Our non-transportation holdings include: The Greenbrier, a AAA Five-Diamond resort in White Sulphur Springs, West Virginia; and CSX Real Property Inc., which is responsible for sales, leasing and development of CSX-owned properties and is headquartered in Jacksonville, Florida.

 

CSX CAPITAL TRUST I

 

CSX Capital Trust I, which is referred to in this prospectus as the “Trust,” is a statutory trust formed under Delaware law by us, as sponsor for the Trust, and Chase Manhattan Bank USA, National Association, who will serve as trustee in the State of Delaware for the purpose of complying with the provisions of the Delaware Statutory Trust Act. The trust agreement for the Trust will be amended and restated substantially in the form filed as an exhibit to the registration statement, effective when securities of the Trust are initially issued. The amended trust agreement will be qualified as an indenture under the Trust Indenture Act of 1939. The Trust exists for the exclusive purposes of:

 

    issuing two classes of trust securities, trust preferred securities and trust common securities, which together represent undivided beneficial interests in the assets of the Trust;

 

    investing the gross proceeds of the trust securities in our subordinated debt securities;

 

    making distributions; and

 

    engaging in only those other activities necessary, advisable or incidental to the purposes listed above.

**Dataset excerpts**
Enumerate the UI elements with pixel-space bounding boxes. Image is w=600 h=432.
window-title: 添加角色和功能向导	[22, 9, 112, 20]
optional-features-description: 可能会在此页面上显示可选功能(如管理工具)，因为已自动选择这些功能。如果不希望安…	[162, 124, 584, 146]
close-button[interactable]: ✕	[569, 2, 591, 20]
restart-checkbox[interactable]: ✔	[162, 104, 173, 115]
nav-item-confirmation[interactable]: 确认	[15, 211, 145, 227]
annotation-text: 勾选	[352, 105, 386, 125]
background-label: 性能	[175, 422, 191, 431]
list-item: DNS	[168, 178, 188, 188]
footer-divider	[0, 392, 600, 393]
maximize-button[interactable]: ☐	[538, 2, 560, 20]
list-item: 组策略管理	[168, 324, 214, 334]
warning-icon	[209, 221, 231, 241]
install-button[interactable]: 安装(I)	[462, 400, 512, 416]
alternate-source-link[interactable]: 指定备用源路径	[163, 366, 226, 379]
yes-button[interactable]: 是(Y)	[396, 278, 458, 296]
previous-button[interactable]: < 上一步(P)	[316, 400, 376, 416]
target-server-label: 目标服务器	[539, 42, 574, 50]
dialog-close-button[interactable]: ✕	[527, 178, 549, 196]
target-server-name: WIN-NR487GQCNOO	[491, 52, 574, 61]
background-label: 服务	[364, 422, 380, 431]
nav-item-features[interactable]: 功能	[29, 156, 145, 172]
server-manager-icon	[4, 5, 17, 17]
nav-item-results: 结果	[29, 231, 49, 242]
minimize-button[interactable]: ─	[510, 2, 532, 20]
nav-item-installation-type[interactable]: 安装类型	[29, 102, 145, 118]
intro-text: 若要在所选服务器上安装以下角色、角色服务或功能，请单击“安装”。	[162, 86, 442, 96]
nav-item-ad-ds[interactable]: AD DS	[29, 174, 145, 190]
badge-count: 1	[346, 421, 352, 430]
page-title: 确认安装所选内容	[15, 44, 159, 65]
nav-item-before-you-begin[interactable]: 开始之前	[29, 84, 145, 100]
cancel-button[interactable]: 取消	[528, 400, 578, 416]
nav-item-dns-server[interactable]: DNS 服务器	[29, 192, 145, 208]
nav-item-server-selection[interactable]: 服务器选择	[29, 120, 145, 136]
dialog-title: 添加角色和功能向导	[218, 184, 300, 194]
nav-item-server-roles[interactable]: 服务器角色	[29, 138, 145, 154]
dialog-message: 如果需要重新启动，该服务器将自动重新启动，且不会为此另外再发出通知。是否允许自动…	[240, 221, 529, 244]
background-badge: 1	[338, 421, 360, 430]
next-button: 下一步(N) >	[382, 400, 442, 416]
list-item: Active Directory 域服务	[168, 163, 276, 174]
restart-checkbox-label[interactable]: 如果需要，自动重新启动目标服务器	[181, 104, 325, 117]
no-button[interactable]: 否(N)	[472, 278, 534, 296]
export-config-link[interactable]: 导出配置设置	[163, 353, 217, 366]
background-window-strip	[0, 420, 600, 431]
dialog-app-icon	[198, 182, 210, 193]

**Work instructions**
1. Using the prospectus excerpt, decide whether each statement agrees with it. Answer yes or no and quote the words that decide it.
(a) The Greenbrier is located in White Sulphur Springs, West Virginia.
(b) CSX Capital Trust I was formed under New York law.
(c) The amended trust agreement will be qualified as an indenture under the Trust Indenture Act of 1939.
2. According to the prospectus excerpt, in what city is CSX Real Property Inc. headquartered?
3. List every exclusive purpose for which the Trust exists, as given in the prospectus excerpt.

**Solutions for each task**
1.
(a) Yes: "The Greenbrier, a AAA Five-Diamond resort in White Sulphur Springs, West Virginia"
(b) No: "a statutory trust formed under Delaware law"
(c) Yes: "The amended trust agreement will be qualified as an indenture under the Trust Indenture Act of 1939."

2. Jacksonville, Florida.

3.
- Issuing two classes of trust securities, trust preferred securities and trust common securities, which together represent undivided beneficial interests in the assets of the Trust
- Investing the gross proceeds of the trust securities in the sponsor's subordinated debt securities
- Making distributions
- Engaging in only those other activities necessary, advisable or incidental to the purposes listed above